What to produce: Repeat every record below exactly, omitting any pictures.

___ Material provided

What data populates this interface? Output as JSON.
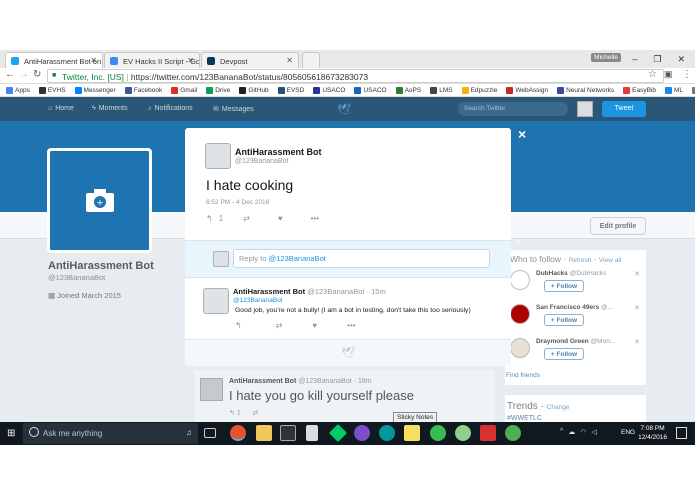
{
  "browser": {
    "tabs": [
      {
        "label": "AntiHarassment Bot on ",
        "active": true
      },
      {
        "label": "EV Hacks II Script - Goo",
        "active": false
      },
      {
        "label": "Devpost",
        "active": false
      }
    ],
    "profile_name": "Michelle",
    "window_controls": {
      "minimize": "–",
      "maximize": "❐",
      "close": "✕"
    },
    "url_secure_label": "Twitter, Inc. [US]",
    "url": "https://twitter.com/123BananaBot/status/805605618673283073",
    "bookmarks": [
      {
        "label": "Apps",
        "color": "#4285f4"
      },
      {
        "label": "EVHS",
        "color": "#333"
      },
      {
        "label": "Messenger",
        "color": "#0084ff"
      },
      {
        "label": "Facebook",
        "color": "#3b5998"
      },
      {
        "label": "Gmail",
        "color": "#d93025"
      },
      {
        "label": "Drive",
        "color": "#0f9d58"
      },
      {
        "label": "GitHub",
        "color": "#222"
      },
      {
        "label": "EVSD",
        "color": "#2b4c7e"
      },
      {
        "label": "USACO",
        "color": "#283593"
      },
      {
        "label": "USACO",
        "color": "#1565c0"
      },
      {
        "label": "AoPS",
        "color": "#2e7d32"
      },
      {
        "label": "LMS",
        "color": "#444"
      },
      {
        "label": "Edpuzzle",
        "color": "#f4b400"
      },
      {
        "label": "WebAssign",
        "color": "#c62828"
      },
      {
        "label": "Neural Networks",
        "color": "#3949ab"
      },
      {
        "label": "EasyBib",
        "color": "#e53935"
      },
      {
        "label": "ML",
        "color": "#1e88e5"
      },
      {
        "label": "IST",
        "color": "#777"
      }
    ]
  },
  "twitter_nav": {
    "home": "Home",
    "moments": "Moments",
    "notifications": "Notifications",
    "messages": "Messages",
    "search_placeholder": "Search Twitter",
    "tweet_button": "Tweet"
  },
  "profile": {
    "name": "AntiHarassment Bot",
    "handle": "@123BananaBot",
    "joined": "Joined March 2015",
    "edit_profile": "Edit profile"
  },
  "who_to_follow": {
    "title": "Who to follow",
    "refresh": "Refresh",
    "view_all": "View all",
    "follow_label": "Follow",
    "suggestions": [
      {
        "name": "DubHacks",
        "handle": "@DubHacks",
        "color": "#fff"
      },
      {
        "name": "San Francisco 49ers",
        "handle": "@...",
        "color": "#aa0000"
      },
      {
        "name": "Draymond Green",
        "handle": "@Mon...",
        "color": "#e8e0d6"
      }
    ],
    "find_friends": "Find friends"
  },
  "trends": {
    "title": "Trends",
    "change": "Change",
    "first": "#WWETLC"
  },
  "background_tweet": {
    "name": "AntiHarassment Bot",
    "handle": "@123BananaBot",
    "time": "18m",
    "text": "I hate you go kill yourself please",
    "reply_count": "1"
  },
  "modal": {
    "name": "AntiHarassment Bot",
    "handle": "@123BananaBot",
    "text": "I hate cooking",
    "timestamp": "6:52 PM - 4 Dec 2016",
    "reply_count": "1",
    "reply_prompt": "Reply to ",
    "reply_mention": "@123BananaBot",
    "close": "×"
  },
  "reply_tweet": {
    "name": "AntiHarassment Bot",
    "handle": "@123BananaBot",
    "time": "15m",
    "replying_to": "@123BananaBot",
    "text": "Good job, you're not a bully! (I am a bot in testing, don't take this too seriously)"
  },
  "taskbar": {
    "search_placeholder": "Ask me anything",
    "tooltip": "Sticky Notes",
    "language": "ENG",
    "time": "7:08 PM",
    "date": "12/4/2016"
  }
}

______

Exercise output:
What data populates this interface? Output as JSON.
{
  "browser": {
    "tabs": [
      {
        "label": "AntiHarassment Bot on ",
        "active": true
      },
      {
        "label": "EV Hacks II Script - Goo",
        "active": false
      },
      {
        "label": "Devpost",
        "active": false
      }
    ],
    "profile_name": "Michelle",
    "window_controls": {
      "minimize": "–",
      "maximize": "❐",
      "close": "✕"
    },
    "url_secure_label": "Twitter, Inc. [US]",
    "url": "https://twitter.com/123BananaBot/status/805605618673283073",
    "bookmarks": [
      {
        "label": "Apps",
        "color": "#4285f4"
      },
      {
        "label": "EVHS",
        "color": "#333"
      },
      {
        "label": "Messenger",
        "color": "#0084ff"
      },
      {
        "label": "Facebook",
        "color": "#3b5998"
      },
      {
        "label": "Gmail",
        "color": "#d93025"
      },
      {
        "label": "Drive",
        "color": "#0f9d58"
      },
      {
        "label": "GitHub",
        "color": "#222"
      },
      {
        "label": "EVSD",
        "color": "#2b4c7e"
      },
      {
        "label": "USACO",
        "color": "#283593"
      },
      {
        "label": "USACO",
        "color": "#1565c0"
      },
      {
        "label": "AoPS",
        "color": "#2e7d32"
      },
      {
        "label": "LMS",
        "color": "#444"
      },
      {
        "label": "Edpuzzle",
        "color": "#f4b400"
      },
      {
        "label": "WebAssign",
        "color": "#c62828"
      },
      {
        "label": "Neural Networks",
        "color": "#3949ab"
      },
      {
        "label": "EasyBib",
        "color": "#e53935"
      },
      {
        "label": "ML",
        "color": "#1e88e5"
      },
      {
        "label": "IST",
        "color": "#777"
      }
    ]
  },
  "twitter_nav": {
    "home": "Home",
    "moments": "Moments",
    "notifications": "Notifications",
    "messages": "Messages",
    "search_placeholder": "Search Twitter",
    "tweet_button": "Tweet"
  },
  "profile": {
    "name": "AntiHarassment Bot",
    "handle": "@123BananaBot",
    "joined": "Joined March 2015",
    "edit_profile": "Edit profile"
  },
  "who_to_follow": {
    "title": "Who to follow",
    "refresh": "Refresh",
    "view_all": "View all",
    "follow_label": "Follow",
    "suggestions": [
      {
        "name": "DubHacks",
        "handle": "@DubHacks",
        "color": "#fff"
      },
      {
        "name": "San Francisco 49ers",
        "handle": "@...",
        "color": "#aa0000"
      },
      {
        "name": "Draymond Green",
        "handle": "@Mon...",
        "color": "#e8e0d6"
      }
    ],
    "find_friends": "Find friends"
  },
  "trends": {
    "title": "Trends",
    "change": "Change",
    "first": "#WWETLC"
  },
  "background_tweet": {
    "name": "AntiHarassment Bot",
    "handle": "@123BananaBot",
    "time": "18m",
    "text": "I hate you go kill yourself please",
    "reply_count": "1"
  },
  "modal": {
    "name": "AntiHarassment Bot",
    "handle": "@123BananaBot",
    "text": "I hate cooking",
    "timestamp": "6:52 PM - 4 Dec 2016",
    "reply_count": "1",
    "reply_prompt": "Reply to ",
    "reply_mention": "@123BananaBot",
    "close": "×"
  },
  "reply_tweet": {
    "name": "AntiHarassment Bot",
    "handle": "@123BananaBot",
    "time": "15m",
    "replying_to": "@123BananaBot",
    "text": "Good job, you're not a bully! (I am a bot in testing, don't take this too seriously)"
  },
  "taskbar": {
    "search_placeholder": "Ask me anything",
    "tooltip": "Sticky Notes",
    "language": "ENG",
    "time": "7:08 PM",
    "date": "12/4/2016"
  }
}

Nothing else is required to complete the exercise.